══ Entries provided

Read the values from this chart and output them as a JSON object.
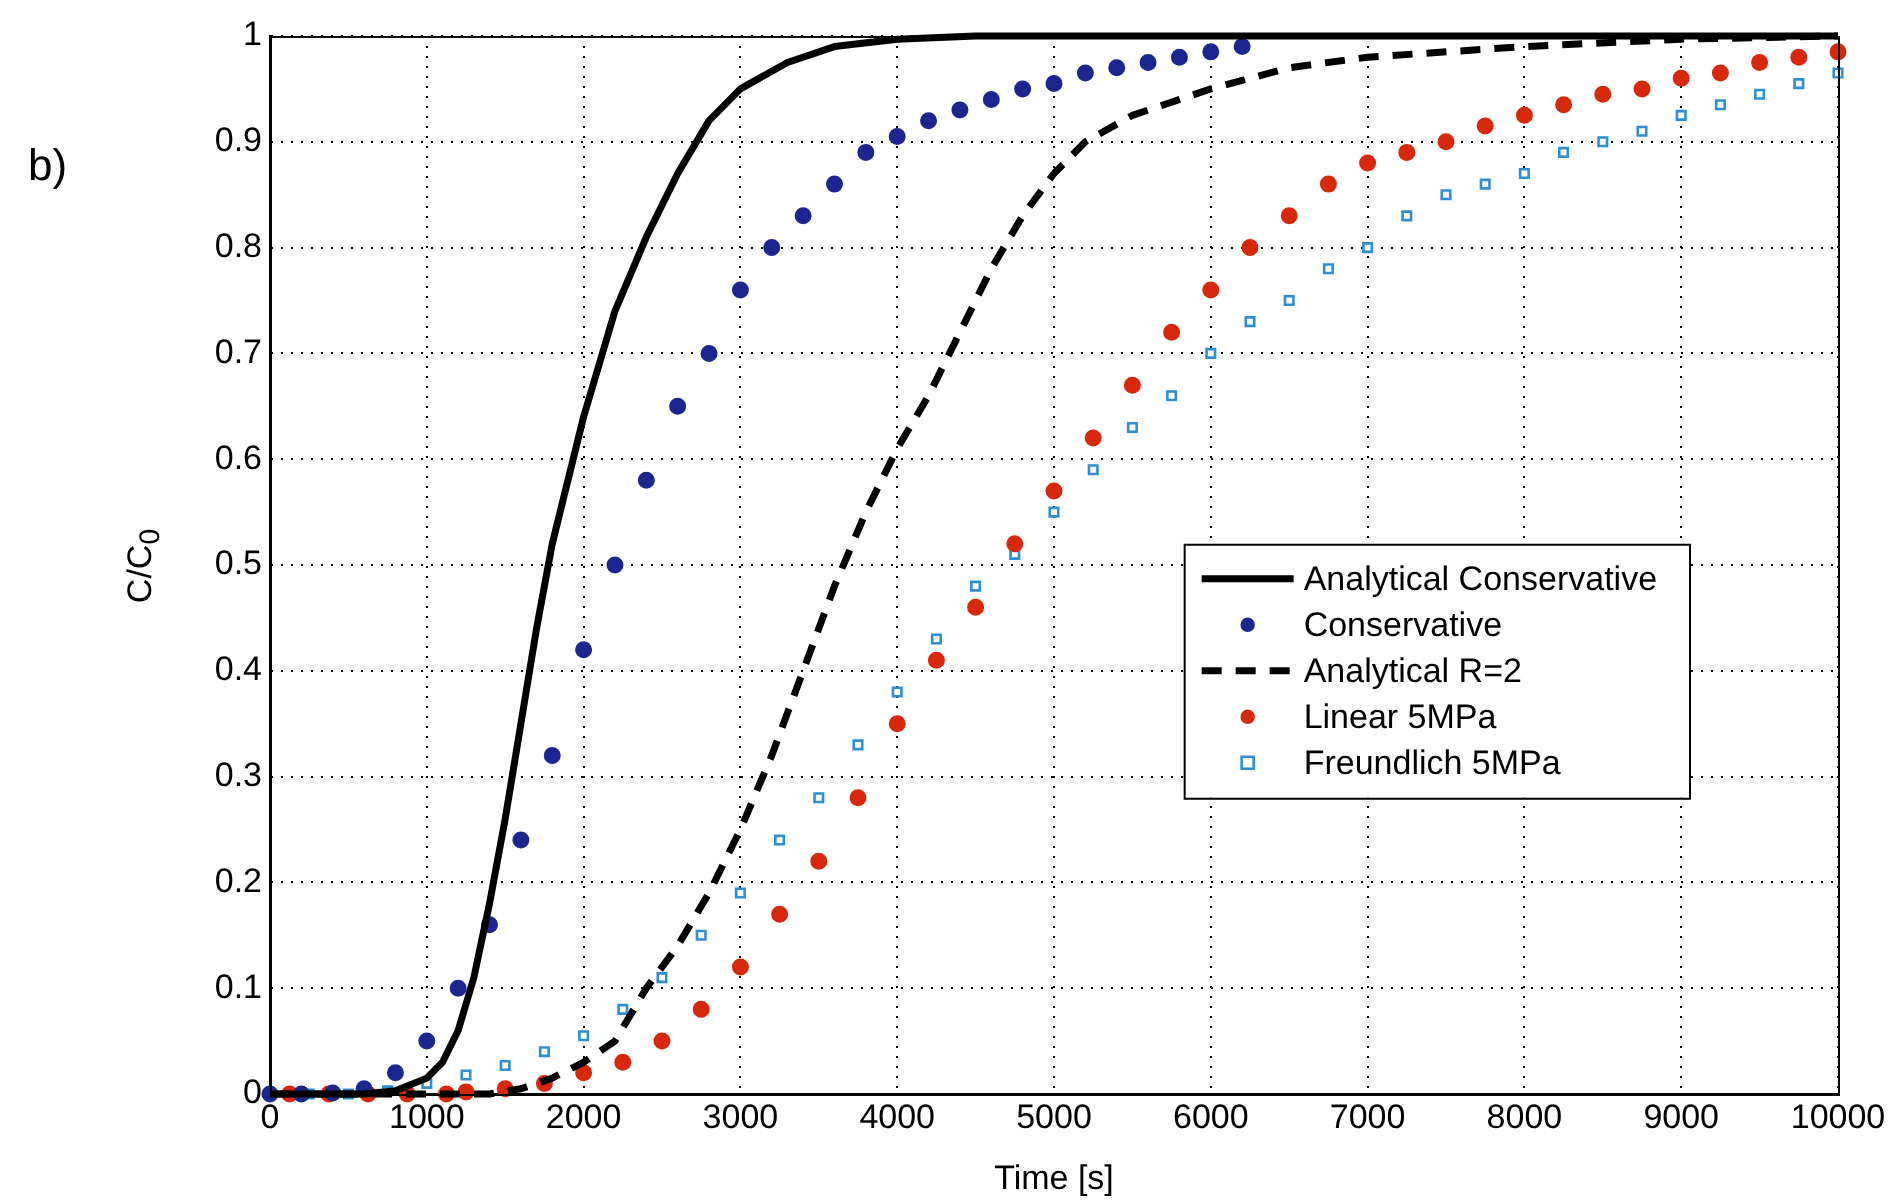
{
  "chart_data": {
    "type": "line",
    "xlabel": "Time [s]",
    "ylabel": "C/C$_{0}$",
    "annotations": [
      "b)"
    ],
    "xlim": [
      0,
      10000
    ],
    "xticks": [
      0,
      1000,
      2000,
      3000,
      4000,
      5000,
      6000,
      7000,
      8000,
      9000,
      10000
    ],
    "ylim": [
      0,
      1
    ],
    "yticks": [
      0,
      0.1,
      0.2,
      0.3,
      0.4,
      0.5,
      0.6,
      0.7,
      0.8,
      0.9,
      1
    ],
    "grid": true,
    "legend": "right",
    "series": [
      {
        "name": "Analytical Conservative",
        "color": "#000000",
        "line_style": "solid",
        "marker": "none",
        "x": [
          0,
          600,
          800,
          1000,
          1100,
          1200,
          1300,
          1400,
          1500,
          1600,
          1700,
          1800,
          1900,
          2000,
          2200,
          2400,
          2600,
          2800,
          3000,
          3300,
          3600,
          4000,
          4500,
          10000
        ],
        "values": [
          0,
          0,
          0.003,
          0.015,
          0.03,
          0.06,
          0.11,
          0.18,
          0.26,
          0.35,
          0.44,
          0.52,
          0.58,
          0.64,
          0.74,
          0.81,
          0.87,
          0.92,
          0.95,
          0.975,
          0.99,
          0.997,
          1,
          1
        ]
      },
      {
        "name": "Conservative",
        "type": "scatter",
        "color": "#1c2690",
        "marker": "circle",
        "x": [
          0,
          200,
          400,
          600,
          800,
          1000,
          1200,
          1400,
          1600,
          1800,
          2000,
          2200,
          2400,
          2600,
          2800,
          3000,
          3200,
          3400,
          3600,
          3800,
          4000,
          4200,
          4400,
          4600,
          4800,
          5000,
          5200,
          5400,
          5600,
          5800,
          6000,
          6200
        ],
        "values": [
          0,
          0,
          0.001,
          0.005,
          0.02,
          0.05,
          0.1,
          0.16,
          0.24,
          0.32,
          0.42,
          0.5,
          0.58,
          0.65,
          0.7,
          0.76,
          0.8,
          0.83,
          0.86,
          0.89,
          0.905,
          0.92,
          0.93,
          0.94,
          0.95,
          0.955,
          0.965,
          0.97,
          0.975,
          0.98,
          0.985,
          0.99
        ]
      },
      {
        "name": "Analytical R=2",
        "color": "#000000",
        "line_style": "dashed",
        "marker": "none",
        "x": [
          0,
          1400,
          1600,
          1800,
          2000,
          2200,
          2400,
          2600,
          2800,
          3000,
          3200,
          3400,
          3600,
          3800,
          4000,
          4200,
          4400,
          4600,
          4800,
          5000,
          5200,
          5500,
          6000,
          6500,
          7000,
          8000,
          9000,
          10000
        ],
        "values": [
          0,
          0,
          0.005,
          0.015,
          0.03,
          0.05,
          0.1,
          0.14,
          0.19,
          0.25,
          0.32,
          0.4,
          0.48,
          0.55,
          0.61,
          0.66,
          0.72,
          0.78,
          0.83,
          0.87,
          0.9,
          0.925,
          0.95,
          0.97,
          0.98,
          0.99,
          0.997,
          1
        ]
      },
      {
        "name": "Linear 5MPa",
        "type": "scatter",
        "color": "#d8280c",
        "marker": "circle",
        "x": [
          125,
          375,
          625,
          875,
          1125,
          1250,
          1500,
          1750,
          2000,
          2250,
          2500,
          2750,
          3000,
          3250,
          3500,
          3750,
          4000,
          4250,
          4500,
          4750,
          5000,
          5250,
          5500,
          5750,
          6000,
          6250,
          6500,
          6750,
          7000,
          7250,
          7500,
          7750,
          8000,
          8250,
          8500,
          8750,
          9000,
          9250,
          9500,
          9750,
          10000
        ],
        "values": [
          0,
          0,
          0,
          0,
          0,
          0.002,
          0.005,
          0.01,
          0.02,
          0.03,
          0.05,
          0.08,
          0.12,
          0.17,
          0.22,
          0.28,
          0.35,
          0.41,
          0.46,
          0.52,
          0.57,
          0.62,
          0.67,
          0.72,
          0.76,
          0.8,
          0.83,
          0.86,
          0.88,
          0.89,
          0.9,
          0.915,
          0.925,
          0.935,
          0.945,
          0.95,
          0.96,
          0.965,
          0.975,
          0.98,
          0.985
        ]
      },
      {
        "name": "Freundlich 5MPa",
        "type": "scatter",
        "color": "#2e8fd6",
        "marker": "square",
        "x": [
          250,
          500,
          750,
          1000,
          1250,
          1500,
          1750,
          2000,
          2250,
          2500,
          2750,
          3000,
          3250,
          3500,
          3750,
          4000,
          4250,
          4500,
          4750,
          5000,
          5250,
          5500,
          5750,
          6000,
          6250,
          6500,
          6750,
          7000,
          7250,
          7500,
          7750,
          8000,
          8250,
          8500,
          8750,
          9000,
          9250,
          9500,
          9750,
          10000
        ],
        "values": [
          0,
          0,
          0.003,
          0.01,
          0.018,
          0.027,
          0.04,
          0.055,
          0.08,
          0.11,
          0.15,
          0.19,
          0.24,
          0.28,
          0.33,
          0.38,
          0.43,
          0.48,
          0.51,
          0.55,
          0.59,
          0.63,
          0.66,
          0.7,
          0.73,
          0.75,
          0.78,
          0.8,
          0.83,
          0.85,
          0.86,
          0.87,
          0.89,
          0.9,
          0.91,
          0.925,
          0.935,
          0.945,
          0.955,
          0.965
        ]
      }
    ]
  }
}
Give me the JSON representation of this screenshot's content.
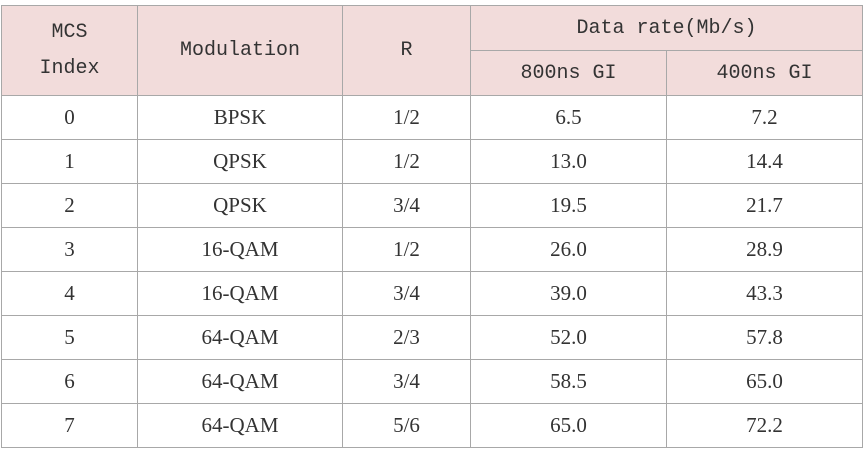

════

Work required>
Repeat the data exactly, without the pictures.

Completed exercise>
Read the values from this chart and output them as a JSON object.
{
  "chart_data": {
    "type": "line",
    "xlabel": "Time [s]",
    "ylabel": "C/C$_{0}$",
    "annotations": [
      "b)"
    ],
    "xlim": [
      0,
      10000
    ],
    "xticks": [
      0,
      1000,
      2000,
      3000,
      4000,
      5000,
      6000,
      7000,
      8000,
      9000,
      10000
    ],
    "ylim": [
      0,
      1
    ],
    "yticks": [
      0,
      0.1,
      0.2,
      0.3,
      0.4,
      0.5,
      0.6,
      0.7,
      0.8,
      0.9,
      1
    ],
    "grid": true,
    "legend": "right",
    "series": [
      {
        "name": "Analytical Conservative",
        "color": "#000000",
        "line_style": "solid",
        "marker": "none",
        "x": [
          0,
          600,
          800,
          1000,
          1100,
          1200,
          1300,
          1400,
          1500,
          1600,
          1700,
          1800,
          1900,
          2000,
          2200,
          2400,
          2600,
          2800,
          3000,
          3300,
          3600,
          4000,
          4500,
          10000
        ],
        "values": [
          0,
          0,
          0.003,
          0.015,
          0.03,
          0.06,
          0.11,
          0.18,
          0.26,
          0.35,
          0.44,
          0.52,
          0.58,
          0.64,
          0.74,
          0.81,
          0.87,
          0.92,
          0.95,
          0.975,
          0.99,
          0.997,
          1,
          1
        ]
      },
      {
        "name": "Conservative",
        "type": "scatter",
        "color": "#1c2690",
        "marker": "circle",
        "x": [
          0,
          200,
          400,
          600,
          800,
          1000,
          1200,
          1400,
          1600,
          1800,
          2000,
          2200,
          2400,
          2600,
          2800,
          3000,
          3200,
          3400,
          3600,
          3800,
          4000,
          4200,
          4400,
          4600,
          4800,
          5000,
          5200,
          5400,
          5600,
          5800,
          6000,
          6200
        ],
        "values": [
          0,
          0,
          0.001,
          0.005,
          0.02,
          0.05,
          0.1,
          0.16,
          0.24,
          0.32,
          0.42,
          0.5,
          0.58,
          0.65,
          0.7,
          0.76,
          0.8,
          0.83,
          0.86,
          0.89,
          0.905,
          0.92,
          0.93,
          0.94,
          0.95,
          0.955,
          0.965,
          0.97,
          0.975,
          0.98,
          0.985,
          0.99
        ]
      },
      {
        "name": "Analytical R=2",
        "color": "#000000",
        "line_style": "dashed",
        "marker": "none",
        "x": [
          0,
          1400,
          1600,
          1800,
          2000,
          2200,
          2400,
          2600,
          2800,
          3000,
          3200,
          3400,
          3600,
          3800,
          4000,
          4200,
          4400,
          4600,
          4800,
          5000,
          5200,
          5500,
          6000,
          6500,
          7000,
          8000,
          9000,
          10000
        ],
        "values": [
          0,
          0,
          0.005,
          0.015,
          0.03,
          0.05,
          0.1,
          0.14,
          0.19,
          0.25,
          0.32,
          0.4,
          0.48,
          0.55,
          0.61,
          0.66,
          0.72,
          0.78,
          0.83,
          0.87,
          0.9,
          0.925,
          0.95,
          0.97,
          0.98,
          0.99,
          0.997,
          1
        ]
      },
      {
        "name": "Linear 5MPa",
        "type": "scatter",
        "color": "#d8280c",
        "marker": "circle",
        "x": [
          125,
          375,
          625,
          875,
          1125,
          1250,
          1500,
          1750,
          2000,
          2250,
          2500,
          2750,
          3000,
          3250,
          3500,
          3750,
          4000,
          4250,
          4500,
          4750,
          5000,
          5250,
          5500,
          5750,
          6000,
          6250,
          6500,
          6750,
          7000,
          7250,
          7500,
          7750,
          8000,
          8250,
          8500,
          8750,
          9000,
          9250,
          9500,
          9750,
          10000
        ],
        "values": [
          0,
          0,
          0,
          0,
          0,
          0.002,
          0.005,
          0.01,
          0.02,
          0.03,
          0.05,
          0.08,
          0.12,
          0.17,
          0.22,
          0.28,
          0.35,
          0.41,
          0.46,
          0.52,
          0.57,
          0.62,
          0.67,
          0.72,
          0.76,
          0.8,
          0.83,
          0.86,
          0.88,
          0.89,
          0.9,
          0.915,
          0.925,
          0.935,
          0.945,
          0.95,
          0.96,
          0.965,
          0.975,
          0.98,
          0.985
        ]
      },
      {
        "name": "Freundlich 5MPa",
        "type": "scatter",
        "color": "#2e8fd6",
        "marker": "square",
        "x": [
          250,
          500,
          750,
          1000,
          1250,
          1500,
          1750,
          2000,
          2250,
          2500,
          2750,
          3000,
          3250,
          3500,
          3750,
          4000,
          4250,
          4500,
          4750,
          5000,
          5250,
          5500,
          5750,
          6000,
          6250,
          6500,
          6750,
          7000,
          7250,
          7500,
          7750,
          8000,
          8250,
          8500,
          8750,
          9000,
          9250,
          9500,
          9750,
          10000
        ],
        "values": [
          0,
          0,
          0.003,
          0.01,
          0.018,
          0.027,
          0.04,
          0.055,
          0.08,
          0.11,
          0.15,
          0.19,
          0.24,
          0.28,
          0.33,
          0.38,
          0.43,
          0.48,
          0.51,
          0.55,
          0.59,
          0.63,
          0.66,
          0.7,
          0.73,
          0.75,
          0.78,
          0.8,
          0.83,
          0.85,
          0.86,
          0.87,
          0.89,
          0.9,
          0.91,
          0.925,
          0.935,
          0.945,
          0.955,
          0.965
        ]
      }
    ]
  }
}
Give me the JSON representation of this screenshot's content.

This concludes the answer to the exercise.